====== RECORDS SUPPLIED

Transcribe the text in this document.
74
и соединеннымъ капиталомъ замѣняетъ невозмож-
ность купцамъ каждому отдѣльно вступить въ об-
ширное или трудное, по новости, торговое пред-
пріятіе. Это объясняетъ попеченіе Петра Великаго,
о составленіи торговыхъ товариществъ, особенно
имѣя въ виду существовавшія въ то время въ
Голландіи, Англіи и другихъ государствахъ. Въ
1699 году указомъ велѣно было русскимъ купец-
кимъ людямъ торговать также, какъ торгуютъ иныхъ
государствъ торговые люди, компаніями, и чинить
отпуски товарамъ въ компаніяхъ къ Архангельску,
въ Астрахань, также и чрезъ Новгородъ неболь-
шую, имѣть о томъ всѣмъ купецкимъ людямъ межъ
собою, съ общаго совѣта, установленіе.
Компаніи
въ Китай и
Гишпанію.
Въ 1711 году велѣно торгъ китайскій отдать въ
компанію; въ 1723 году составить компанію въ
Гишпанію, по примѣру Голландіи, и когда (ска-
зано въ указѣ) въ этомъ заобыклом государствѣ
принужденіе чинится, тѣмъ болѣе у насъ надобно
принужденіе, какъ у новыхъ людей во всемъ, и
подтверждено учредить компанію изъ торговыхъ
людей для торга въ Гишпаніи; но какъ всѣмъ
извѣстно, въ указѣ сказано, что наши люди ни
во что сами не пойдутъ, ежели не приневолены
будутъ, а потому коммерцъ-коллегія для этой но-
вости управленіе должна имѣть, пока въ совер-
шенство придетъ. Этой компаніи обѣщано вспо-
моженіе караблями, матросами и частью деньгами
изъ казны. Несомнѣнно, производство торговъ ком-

============
====== RECORDS SUPPLIED

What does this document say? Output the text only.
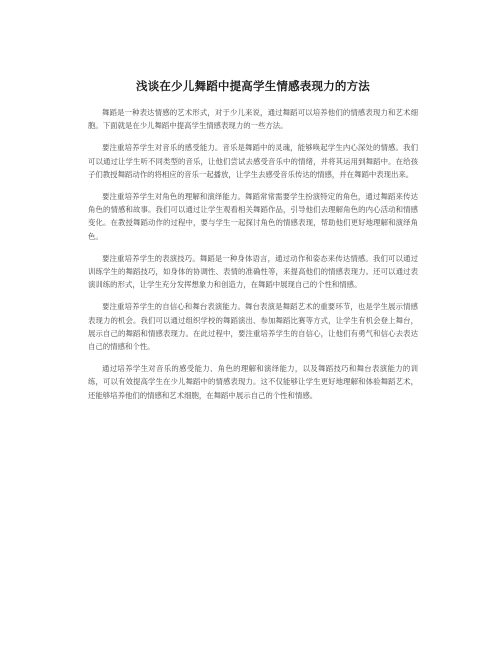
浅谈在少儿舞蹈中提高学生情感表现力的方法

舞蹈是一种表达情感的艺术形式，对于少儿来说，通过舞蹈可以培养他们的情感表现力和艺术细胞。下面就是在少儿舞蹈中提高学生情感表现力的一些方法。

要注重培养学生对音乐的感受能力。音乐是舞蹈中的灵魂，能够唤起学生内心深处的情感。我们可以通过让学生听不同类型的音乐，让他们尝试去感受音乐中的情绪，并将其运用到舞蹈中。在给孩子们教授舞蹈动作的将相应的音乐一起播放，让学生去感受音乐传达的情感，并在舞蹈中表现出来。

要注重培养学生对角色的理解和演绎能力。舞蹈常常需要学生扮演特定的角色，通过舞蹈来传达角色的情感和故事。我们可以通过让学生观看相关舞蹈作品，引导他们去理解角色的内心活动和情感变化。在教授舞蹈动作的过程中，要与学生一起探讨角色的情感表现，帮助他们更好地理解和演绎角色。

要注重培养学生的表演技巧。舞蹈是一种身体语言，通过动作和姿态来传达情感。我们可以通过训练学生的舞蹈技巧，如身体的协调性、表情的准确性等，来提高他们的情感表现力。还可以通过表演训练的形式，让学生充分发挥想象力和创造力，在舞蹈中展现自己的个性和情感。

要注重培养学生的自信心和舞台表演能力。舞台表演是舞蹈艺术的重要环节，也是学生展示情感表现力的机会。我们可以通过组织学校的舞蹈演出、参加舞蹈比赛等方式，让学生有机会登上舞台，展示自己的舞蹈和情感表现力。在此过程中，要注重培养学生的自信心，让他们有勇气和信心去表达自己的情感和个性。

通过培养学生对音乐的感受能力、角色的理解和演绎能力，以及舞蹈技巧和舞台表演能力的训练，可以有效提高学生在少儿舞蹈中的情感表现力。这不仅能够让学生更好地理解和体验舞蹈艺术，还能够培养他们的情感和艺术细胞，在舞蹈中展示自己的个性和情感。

============

→ OBJECTIVE: Find how many of the lines above have the word "компанію" in them. State only that number.

→ FINISHED TASK: 2